TASK STATEMENT => Filter the entries below, keeping only lines with the word "link".

Start GIVEN DATA

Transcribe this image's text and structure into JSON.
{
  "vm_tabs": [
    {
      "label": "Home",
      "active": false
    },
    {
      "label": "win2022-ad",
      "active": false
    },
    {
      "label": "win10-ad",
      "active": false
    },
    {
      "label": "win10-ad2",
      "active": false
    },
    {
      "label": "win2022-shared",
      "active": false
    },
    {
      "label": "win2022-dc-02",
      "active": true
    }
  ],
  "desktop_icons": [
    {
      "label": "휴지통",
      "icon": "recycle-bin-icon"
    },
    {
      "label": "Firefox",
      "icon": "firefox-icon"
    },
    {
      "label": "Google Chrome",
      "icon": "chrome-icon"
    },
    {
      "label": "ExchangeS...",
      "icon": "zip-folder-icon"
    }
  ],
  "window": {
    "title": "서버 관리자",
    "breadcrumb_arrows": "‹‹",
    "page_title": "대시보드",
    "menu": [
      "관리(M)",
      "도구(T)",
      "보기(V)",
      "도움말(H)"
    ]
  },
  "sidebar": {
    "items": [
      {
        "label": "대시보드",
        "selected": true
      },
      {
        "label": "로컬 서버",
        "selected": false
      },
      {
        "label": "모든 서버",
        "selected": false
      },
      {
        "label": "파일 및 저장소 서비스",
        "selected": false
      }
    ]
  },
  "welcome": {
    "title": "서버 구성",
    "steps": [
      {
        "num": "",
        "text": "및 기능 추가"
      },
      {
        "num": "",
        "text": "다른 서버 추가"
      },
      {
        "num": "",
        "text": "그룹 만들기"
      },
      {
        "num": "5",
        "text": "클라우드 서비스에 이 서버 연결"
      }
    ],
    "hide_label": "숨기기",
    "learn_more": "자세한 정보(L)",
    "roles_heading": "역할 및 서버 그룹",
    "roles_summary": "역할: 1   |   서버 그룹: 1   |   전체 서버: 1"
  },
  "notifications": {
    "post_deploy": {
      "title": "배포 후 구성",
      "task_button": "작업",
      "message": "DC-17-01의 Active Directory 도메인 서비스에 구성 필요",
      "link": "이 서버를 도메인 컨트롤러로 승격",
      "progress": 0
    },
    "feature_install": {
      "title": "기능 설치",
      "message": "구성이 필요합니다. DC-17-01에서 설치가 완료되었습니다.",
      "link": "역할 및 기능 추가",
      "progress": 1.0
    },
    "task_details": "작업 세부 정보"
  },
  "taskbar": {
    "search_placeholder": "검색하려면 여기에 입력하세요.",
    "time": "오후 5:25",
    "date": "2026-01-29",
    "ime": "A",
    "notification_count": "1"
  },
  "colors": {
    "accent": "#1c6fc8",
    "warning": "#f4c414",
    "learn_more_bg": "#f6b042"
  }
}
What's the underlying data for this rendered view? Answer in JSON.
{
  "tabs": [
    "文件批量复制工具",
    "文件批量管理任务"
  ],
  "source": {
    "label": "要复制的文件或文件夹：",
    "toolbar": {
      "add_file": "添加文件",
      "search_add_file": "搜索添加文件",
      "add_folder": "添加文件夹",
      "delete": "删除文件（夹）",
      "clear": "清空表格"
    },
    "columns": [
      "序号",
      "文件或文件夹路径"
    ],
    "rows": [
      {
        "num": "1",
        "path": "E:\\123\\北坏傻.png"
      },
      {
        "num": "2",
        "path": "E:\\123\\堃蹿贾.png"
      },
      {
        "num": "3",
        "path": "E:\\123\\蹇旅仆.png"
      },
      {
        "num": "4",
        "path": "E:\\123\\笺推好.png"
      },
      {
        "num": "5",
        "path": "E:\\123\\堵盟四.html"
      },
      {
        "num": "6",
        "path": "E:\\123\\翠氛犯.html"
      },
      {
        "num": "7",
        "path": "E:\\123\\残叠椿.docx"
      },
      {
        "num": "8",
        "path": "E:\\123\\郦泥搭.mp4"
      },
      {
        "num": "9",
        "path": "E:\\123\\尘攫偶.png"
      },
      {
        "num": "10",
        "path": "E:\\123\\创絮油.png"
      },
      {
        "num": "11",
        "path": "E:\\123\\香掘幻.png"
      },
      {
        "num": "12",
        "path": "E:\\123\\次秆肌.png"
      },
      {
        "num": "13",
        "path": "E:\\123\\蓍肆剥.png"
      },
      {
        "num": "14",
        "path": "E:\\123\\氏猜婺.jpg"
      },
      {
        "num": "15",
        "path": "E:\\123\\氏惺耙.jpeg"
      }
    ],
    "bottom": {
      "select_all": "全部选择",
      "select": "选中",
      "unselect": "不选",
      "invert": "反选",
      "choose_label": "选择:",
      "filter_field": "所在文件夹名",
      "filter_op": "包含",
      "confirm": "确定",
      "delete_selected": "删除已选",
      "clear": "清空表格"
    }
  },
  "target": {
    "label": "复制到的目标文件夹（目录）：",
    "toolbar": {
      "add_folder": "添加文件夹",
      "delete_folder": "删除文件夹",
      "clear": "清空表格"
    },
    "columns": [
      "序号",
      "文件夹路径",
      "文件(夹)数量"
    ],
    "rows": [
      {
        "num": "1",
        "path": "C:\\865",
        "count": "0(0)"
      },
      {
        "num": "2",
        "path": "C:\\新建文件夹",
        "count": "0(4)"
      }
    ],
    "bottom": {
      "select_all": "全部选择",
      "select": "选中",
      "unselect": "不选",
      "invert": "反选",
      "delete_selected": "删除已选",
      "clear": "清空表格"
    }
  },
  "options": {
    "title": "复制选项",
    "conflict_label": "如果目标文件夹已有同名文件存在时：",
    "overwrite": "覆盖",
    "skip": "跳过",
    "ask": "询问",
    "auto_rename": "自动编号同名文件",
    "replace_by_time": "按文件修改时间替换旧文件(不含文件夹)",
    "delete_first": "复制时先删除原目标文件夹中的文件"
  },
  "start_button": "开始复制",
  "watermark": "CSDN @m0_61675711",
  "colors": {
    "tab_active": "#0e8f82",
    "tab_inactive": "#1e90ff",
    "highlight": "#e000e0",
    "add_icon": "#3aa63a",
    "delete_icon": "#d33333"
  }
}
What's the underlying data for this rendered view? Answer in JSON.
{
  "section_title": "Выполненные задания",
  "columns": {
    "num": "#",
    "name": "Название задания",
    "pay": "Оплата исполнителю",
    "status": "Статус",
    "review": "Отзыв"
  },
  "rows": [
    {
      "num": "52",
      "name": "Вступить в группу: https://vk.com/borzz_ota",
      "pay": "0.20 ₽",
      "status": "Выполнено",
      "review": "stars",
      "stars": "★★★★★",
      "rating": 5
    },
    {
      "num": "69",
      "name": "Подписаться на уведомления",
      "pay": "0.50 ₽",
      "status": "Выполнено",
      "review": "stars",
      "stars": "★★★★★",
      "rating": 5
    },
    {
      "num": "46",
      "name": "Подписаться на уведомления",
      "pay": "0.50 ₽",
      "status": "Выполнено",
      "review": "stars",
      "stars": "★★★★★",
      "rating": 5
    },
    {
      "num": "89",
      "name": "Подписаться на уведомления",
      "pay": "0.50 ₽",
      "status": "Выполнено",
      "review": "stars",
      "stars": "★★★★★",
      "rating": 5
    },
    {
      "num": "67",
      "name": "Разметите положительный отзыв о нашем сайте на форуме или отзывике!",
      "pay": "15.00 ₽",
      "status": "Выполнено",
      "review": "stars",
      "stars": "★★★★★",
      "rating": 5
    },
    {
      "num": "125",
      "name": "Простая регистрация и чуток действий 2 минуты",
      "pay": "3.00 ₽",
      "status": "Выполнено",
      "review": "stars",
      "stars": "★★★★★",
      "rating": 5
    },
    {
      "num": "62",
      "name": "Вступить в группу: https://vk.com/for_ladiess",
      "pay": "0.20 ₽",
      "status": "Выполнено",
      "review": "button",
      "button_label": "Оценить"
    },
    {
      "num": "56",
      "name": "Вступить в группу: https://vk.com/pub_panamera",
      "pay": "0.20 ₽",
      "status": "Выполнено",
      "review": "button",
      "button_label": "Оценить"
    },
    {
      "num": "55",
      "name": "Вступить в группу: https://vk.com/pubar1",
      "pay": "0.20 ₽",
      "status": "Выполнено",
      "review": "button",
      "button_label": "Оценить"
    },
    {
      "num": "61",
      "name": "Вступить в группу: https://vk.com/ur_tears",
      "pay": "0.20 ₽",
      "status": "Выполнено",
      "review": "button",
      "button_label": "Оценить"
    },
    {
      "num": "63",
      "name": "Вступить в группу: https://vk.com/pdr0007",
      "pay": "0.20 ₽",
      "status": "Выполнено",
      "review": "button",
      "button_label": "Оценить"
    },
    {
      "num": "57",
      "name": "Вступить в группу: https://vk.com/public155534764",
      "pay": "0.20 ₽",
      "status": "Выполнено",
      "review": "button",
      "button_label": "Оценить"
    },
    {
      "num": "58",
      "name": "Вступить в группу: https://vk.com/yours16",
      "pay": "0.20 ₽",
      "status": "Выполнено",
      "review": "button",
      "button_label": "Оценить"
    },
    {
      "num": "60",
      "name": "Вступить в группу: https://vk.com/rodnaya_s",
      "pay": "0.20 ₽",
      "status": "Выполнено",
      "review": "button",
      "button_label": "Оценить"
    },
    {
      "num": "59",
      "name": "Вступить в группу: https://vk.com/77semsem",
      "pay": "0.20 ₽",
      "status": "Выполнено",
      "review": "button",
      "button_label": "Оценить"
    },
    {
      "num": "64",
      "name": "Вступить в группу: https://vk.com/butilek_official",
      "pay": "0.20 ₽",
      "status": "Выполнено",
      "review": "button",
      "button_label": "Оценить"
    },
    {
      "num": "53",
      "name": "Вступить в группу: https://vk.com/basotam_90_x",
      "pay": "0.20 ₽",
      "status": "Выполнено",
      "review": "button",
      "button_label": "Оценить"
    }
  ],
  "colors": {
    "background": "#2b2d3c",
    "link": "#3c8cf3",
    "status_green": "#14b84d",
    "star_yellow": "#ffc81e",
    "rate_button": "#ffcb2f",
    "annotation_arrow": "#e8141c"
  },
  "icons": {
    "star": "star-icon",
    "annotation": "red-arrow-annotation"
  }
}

End GIVEN DATA

SOLUTION BELOW =>
      "link": "이 서버를 도메인 컨트롤러로 승격",
      "link": "역할 및 기능 추가",
    "link": "#3c8cf3",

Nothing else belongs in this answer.